## Exercise inputs
+---+

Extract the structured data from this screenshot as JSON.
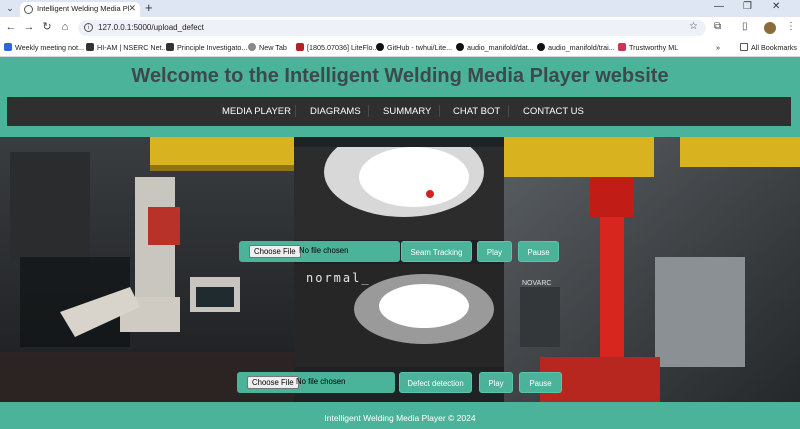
{
  "browser": {
    "tab_title": "Intelligent Welding Media Playe",
    "url": "127.0.0.1:5000/upload_defect",
    "bookmarks": [
      {
        "label": "Weekly meeting not...",
        "color": "#2b66d6"
      },
      {
        "label": "HI-AM | NSERC Net...",
        "color": "#333333"
      },
      {
        "label": "Principle Investigato...",
        "color": "#333333"
      },
      {
        "label": "New Tab",
        "color": "#888888"
      },
      {
        "label": "[1805.07036] LiteFlo...",
        "color": "#b22222"
      },
      {
        "label": "GitHub - twhui/Lite...",
        "color": "#111111"
      },
      {
        "label": "audio_manifold/dat...",
        "color": "#111111"
      },
      {
        "label": "audio_manifold/trai...",
        "color": "#111111"
      },
      {
        "label": "Trustworthy ML",
        "color": "#cc3355"
      }
    ],
    "all_bookmarks": "All Bookmarks"
  },
  "site": {
    "title": "Welcome to the Intelligent Welding Media Player website",
    "nav": [
      "MEDIA PLAYER",
      "DIAGRAMS",
      "SUMMARY",
      "CHAT BOT",
      "CONTACT US"
    ],
    "video_overlay_text": "normal_",
    "row1": {
      "choose_label": "Choose File",
      "status": "No file chosen",
      "mode": "Seam Tracking",
      "play": "Play",
      "pause": "Pause"
    },
    "row2": {
      "choose_label": "Choose File",
      "status": "No file chosen",
      "mode": "Defect detection",
      "play": "Play",
      "pause": "Pause"
    },
    "footer": "Intelligent Welding Media Player © 2024",
    "right_bg_sign": "NOVARC"
  }
}
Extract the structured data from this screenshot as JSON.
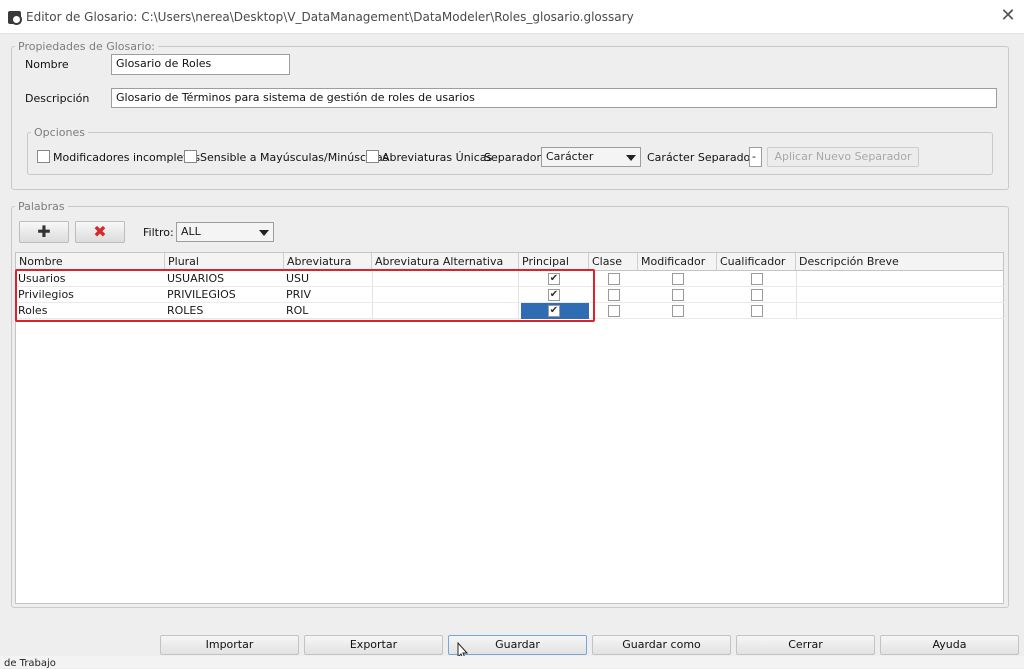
{
  "window": {
    "title": "Editor de Glosario: C:\\Users\\nerea\\Desktop\\V_DataManagement\\DataModeler\\Roles_glosario.glossary"
  },
  "properties": {
    "legend": "Propiedades de Glosario:",
    "name_label": "Nombre",
    "name_value": "Glosario de Roles",
    "desc_label": "Descripción",
    "desc_value": "Glosario de Términos para sistema de gestión de roles de usarios"
  },
  "options": {
    "legend": "Opciones",
    "incomplete_modifiers": "Modificadores incompletos",
    "case_sensitive": "Sensible a Mayúsculas/Minúsculas",
    "unique_abbrev": "Abreviaturas Únicas",
    "separator_label": "Separador:",
    "separator_value": "Carácter",
    "char_separator_label": "Carácter Separador:",
    "char_separator_value": "-",
    "apply_separator": "Aplicar Nuevo Separador"
  },
  "words": {
    "legend": "Palabras",
    "filter_label": "Filtro:",
    "filter_value": "ALL",
    "columns": [
      "Nombre",
      "Plural",
      "Abreviatura",
      "Abreviatura Alternativa",
      "Principal",
      "Clase",
      "Modificador",
      "Cualificador",
      "Descripción Breve"
    ],
    "rows": [
      {
        "nombre": "Usuarios",
        "plural": "USUARIOS",
        "abrev": "USU",
        "alt": "",
        "principal": true,
        "clase": false,
        "modificador": false,
        "cualificador": false,
        "desc": ""
      },
      {
        "nombre": "Privilegios",
        "plural": "PRIVILEGIOS",
        "abrev": "PRIV",
        "alt": "",
        "principal": true,
        "clase": false,
        "modificador": false,
        "cualificador": false,
        "desc": ""
      },
      {
        "nombre": "Roles",
        "plural": "ROLES",
        "abrev": "ROL",
        "alt": "",
        "principal": true,
        "clase": false,
        "modificador": false,
        "cualificador": false,
        "desc": ""
      }
    ]
  },
  "buttons": {
    "importar": "Importar",
    "exportar": "Exportar",
    "guardar": "Guardar",
    "guardar_como": "Guardar como",
    "cerrar": "Cerrar",
    "ayuda": "Ayuda"
  },
  "status": {
    "text": "de Trabajo"
  },
  "colors": {
    "selection": "#2e6db4",
    "highlight": "#e0202a"
  }
}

+---+

## Exercise objective
Take the entries shown above and quote them verbatim, passing over the pictures.

## Response
Extract the structured data from this screenshot as JSON.
{
  "browser": {
    "tab_title": "Intelligent Welding Media Playe",
    "url": "127.0.0.1:5000/upload_defect",
    "bookmarks": [
      {
        "label": "Weekly meeting not...",
        "color": "#2b66d6"
      },
      {
        "label": "HI-AM | NSERC Net...",
        "color": "#333333"
      },
      {
        "label": "Principle Investigato...",
        "color": "#333333"
      },
      {
        "label": "New Tab",
        "color": "#888888"
      },
      {
        "label": "[1805.07036] LiteFlo...",
        "color": "#b22222"
      },
      {
        "label": "GitHub - twhui/Lite...",
        "color": "#111111"
      },
      {
        "label": "audio_manifold/dat...",
        "color": "#111111"
      },
      {
        "label": "audio_manifold/trai...",
        "color": "#111111"
      },
      {
        "label": "Trustworthy ML",
        "color": "#cc3355"
      }
    ],
    "all_bookmarks": "All Bookmarks"
  },
  "site": {
    "title": "Welcome to the Intelligent Welding Media Player website",
    "nav": [
      "MEDIA PLAYER",
      "DIAGRAMS",
      "SUMMARY",
      "CHAT BOT",
      "CONTACT US"
    ],
    "video_overlay_text": "normal_",
    "row1": {
      "choose_label": "Choose File",
      "status": "No file chosen",
      "mode": "Seam Tracking",
      "play": "Play",
      "pause": "Pause"
    },
    "row2": {
      "choose_label": "Choose File",
      "status": "No file chosen",
      "mode": "Defect detection",
      "play": "Play",
      "pause": "Pause"
    },
    "footer": "Intelligent Welding Media Player © 2024",
    "right_bg_sign": "NOVARC"
  }
}
Extract the structured data from this screenshot as JSON.
{
  "window": {
    "title": "Editor de Glosario: C:\\Users\\nerea\\Desktop\\V_DataManagement\\DataModeler\\Roles_glosario.glossary"
  },
  "properties": {
    "legend": "Propiedades de Glosario:",
    "name_label": "Nombre",
    "name_value": "Glosario de Roles",
    "desc_label": "Descripción",
    "desc_value": "Glosario de Términos para sistema de gestión de roles de usarios"
  },
  "options": {
    "legend": "Opciones",
    "incomplete_modifiers": "Modificadores incompletos",
    "case_sensitive": "Sensible a Mayúsculas/Minúsculas",
    "unique_abbrev": "Abreviaturas Únicas",
    "separator_label": "Separador:",
    "separator_value": "Carácter",
    "char_separator_label": "Carácter Separador:",
    "char_separator_value": "-",
    "apply_separator": "Aplicar Nuevo Separador"
  },
  "words": {
    "legend": "Palabras",
    "filter_label": "Filtro:",
    "filter_value": "ALL",
    "columns": [
      "Nombre",
      "Plural",
      "Abreviatura",
      "Abreviatura Alternativa",
      "Principal",
      "Clase",
      "Modificador",
      "Cualificador",
      "Descripción Breve"
    ],
    "rows": [
      {
        "nombre": "Usuarios",
        "plural": "USUARIOS",
        "abrev": "USU",
        "alt": "",
        "principal": true,
        "clase": false,
        "modificador": false,
        "cualificador": false,
        "desc": ""
      },
      {
        "nombre": "Privilegios",
        "plural": "PRIVILEGIOS",
        "abrev": "PRIV",
        "alt": "",
        "principal": true,
        "clase": false,
        "modificador": false,
        "cualificador": false,
        "desc": ""
      },
      {
        "nombre": "Roles",
        "plural": "ROLES",
        "abrev": "ROL",
        "alt": "",
        "principal": true,
        "clase": false,
        "modificador": false,
        "cualificador": false,
        "desc": ""
      }
    ]
  },
  "buttons": {
    "importar": "Importar",
    "exportar": "Exportar",
    "guardar": "Guardar",
    "guardar_como": "Guardar como",
    "cerrar": "Cerrar",
    "ayuda": "Ayuda"
  },
  "status": {
    "text": "de Trabajo"
  },
  "colors": {
    "selection": "#2e6db4",
    "highlight": "#e0202a"
  }
}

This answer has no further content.